[Stored records]

※ ※ ※

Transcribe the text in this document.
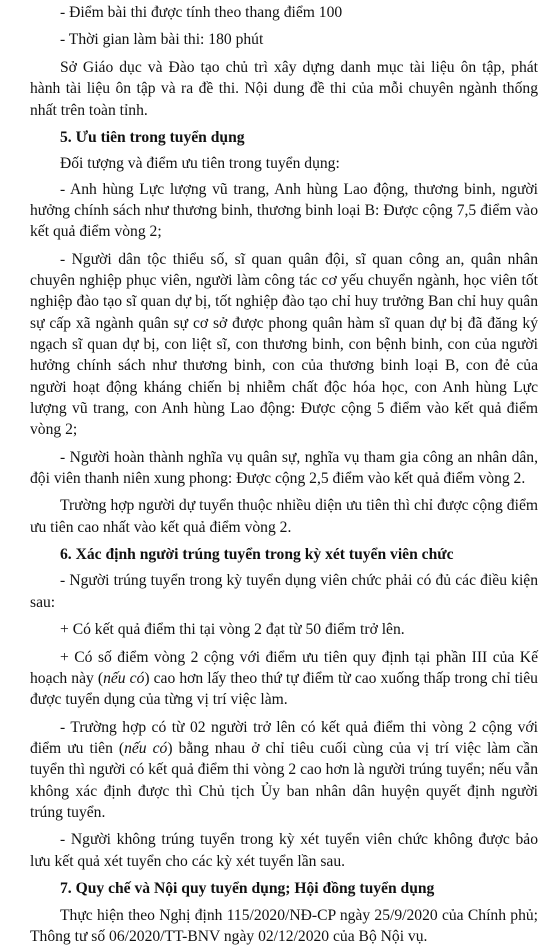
- Điểm bài thi được tính theo thang điểm 100

- Thời gian làm bài thi: 180 phút

Sở Giáo dục và Đào tạo chủ trì xây dựng danh mục tài liệu ôn tập, phát hành tài liệu ôn tập và ra đề thi. Nội dung đề thi của mỗi chuyên ngành thống nhất trên toàn tỉnh.

5. Ưu tiên trong tuyển dụng

Đối tượng và điểm ưu tiên trong tuyển dụng:

- Anh hùng Lực lượng vũ trang, Anh hùng Lao động, thương binh, người hưởng chính sách như thương binh, thương binh loại B: Được cộng 7,5 điểm vào kết quả điểm vòng 2;

- Người dân tộc thiểu số, sĩ quan quân đội, sĩ quan công an, quân nhân chuyên nghiệp phục viên, người làm công tác cơ yếu chuyển ngành, học viên tốt nghiệp đào tạo sĩ quan dự bị, tốt nghiệp đào tạo chỉ huy trưởng Ban chỉ huy quân sự cấp xã ngành quân sự cơ sở được phong quân hàm sĩ quan dự bị đã đăng ký ngạch sĩ quan dự bị, con liệt sĩ, con thương binh, con bệnh binh, con của người hưởng chính sách như thương binh, con của thương binh loại B, con đẻ của người hoạt động kháng chiến bị nhiễm chất độc hóa học, con Anh hùng Lực lượng vũ trang, con Anh hùng Lao động: Được cộng 5 điểm vào kết quả điểm vòng 2;

- Người hoàn thành nghĩa vụ quân sự, nghĩa vụ tham gia công an nhân dân, đội viên thanh niên xung phong: Được cộng 2,5 điểm vào kết quả điểm vòng 2.

Trường hợp người dự tuyển thuộc nhiều diện ưu tiên thì chỉ được cộng điểm ưu tiên cao nhất vào kết quả điểm vòng 2.

6. Xác định người trúng tuyển trong kỳ xét tuyển viên chức

- Người trúng tuyển trong kỳ tuyển dụng viên chức phải có đủ các điều kiện sau:

+ Có kết quả điểm thi tại vòng 2 đạt từ 50 điểm trở lên.

+ Có số điểm vòng 2 cộng với điểm ưu tiên quy định tại phần III của Kế hoạch này (nếu có) cao hơn lấy theo thứ tự điểm từ cao xuống thấp trong chỉ tiêu được tuyển dụng của từng vị trí việc làm.

- Trường hợp có từ 02 người trở lên có kết quả điểm thi vòng 2 cộng với điểm ưu tiên (nếu có) bằng nhau ở chỉ tiêu cuối cùng của vị trí việc làm cần tuyển thì người có kết quả điểm thi vòng 2 cao hơn là người trúng tuyển; nếu vẫn không xác định được thì Chủ tịch Ủy ban nhân dân huyện quyết định người trúng tuyển.

- Người không trúng tuyển trong kỳ xét tuyển viên chức không được bảo lưu kết quả xét tuyển cho các kỳ xét tuyển lần sau.

7. Quy chế và Nội quy tuyển dụng; Hội đồng tuyển dụng

Thực hiện theo Nghị định 115/2020/NĐ-CP ngày 25/9/2020 của Chính phủ; Thông tư số 06/2020/TT-BNV ngày 02/12/2020 của Bộ Nội vụ.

※ ※ ※

What to work on:
Copy out the entries verbatim and leave the images out.

The answer:
Transcribe the text in this document.
- Điểm bài thi được tính theo thang điểm 100

- Thời gian làm bài thi: 180 phút

Sở Giáo dục và Đào tạo chủ trì xây dựng danh mục tài liệu ôn tập, phát hành tài liệu ôn tập và ra đề thi. Nội dung đề thi của mỗi chuyên ngành thống nhất trên toàn tỉnh.

5. Ưu tiên trong tuyển dụng

Đối tượng và điểm ưu tiên trong tuyển dụng:

- Anh hùng Lực lượng vũ trang, Anh hùng Lao động, thương binh, người hưởng chính sách như thương binh, thương binh loại B: Được cộng 7,5 điểm vào kết quả điểm vòng 2;

- Người dân tộc thiểu số, sĩ quan quân đội, sĩ quan công an, quân nhân chuyên nghiệp phục viên, người làm công tác cơ yếu chuyển ngành, học viên tốt nghiệp đào tạo sĩ quan dự bị, tốt nghiệp đào tạo chỉ huy trưởng Ban chỉ huy quân sự cấp xã ngành quân sự cơ sở được phong quân hàm sĩ quan dự bị đã đăng ký ngạch sĩ quan dự bị, con liệt sĩ, con thương binh, con bệnh binh, con của người hưởng chính sách như thương binh, con của thương binh loại B, con đẻ của người hoạt động kháng chiến bị nhiễm chất độc hóa học, con Anh hùng Lực lượng vũ trang, con Anh hùng Lao động: Được cộng 5 điểm vào kết quả điểm vòng 2;

- Người hoàn thành nghĩa vụ quân sự, nghĩa vụ tham gia công an nhân dân, đội viên thanh niên xung phong: Được cộng 2,5 điểm vào kết quả điểm vòng 2.

Trường hợp người dự tuyển thuộc nhiều diện ưu tiên thì chỉ được cộng điểm ưu tiên cao nhất vào kết quả điểm vòng 2.

6. Xác định người trúng tuyển trong kỳ xét tuyển viên chức

- Người trúng tuyển trong kỳ tuyển dụng viên chức phải có đủ các điều kiện sau:

+ Có kết quả điểm thi tại vòng 2 đạt từ 50 điểm trở lên.

+ Có số điểm vòng 2 cộng với điểm ưu tiên quy định tại phần III của Kế hoạch này (nếu có) cao hơn lấy theo thứ tự điểm từ cao xuống thấp trong chỉ tiêu được tuyển dụng của từng vị trí việc làm.

- Trường hợp có từ 02 người trở lên có kết quả điểm thi vòng 2 cộng với điểm ưu tiên (nếu có) bằng nhau ở chỉ tiêu cuối cùng của vị trí việc làm cần tuyển thì người có kết quả điểm thi vòng 2 cao hơn là người trúng tuyển; nếu vẫn không xác định được thì Chủ tịch Ủy ban nhân dân huyện quyết định người trúng tuyển.

- Người không trúng tuyển trong kỳ xét tuyển viên chức không được bảo lưu kết quả xét tuyển cho các kỳ xét tuyển lần sau.

7. Quy chế và Nội quy tuyển dụng; Hội đồng tuyển dụng

Thực hiện theo Nghị định 115/2020/NĐ-CP ngày 25/9/2020 của Chính phủ; Thông tư số 06/2020/TT-BNV ngày 02/12/2020 của Bộ Nội vụ.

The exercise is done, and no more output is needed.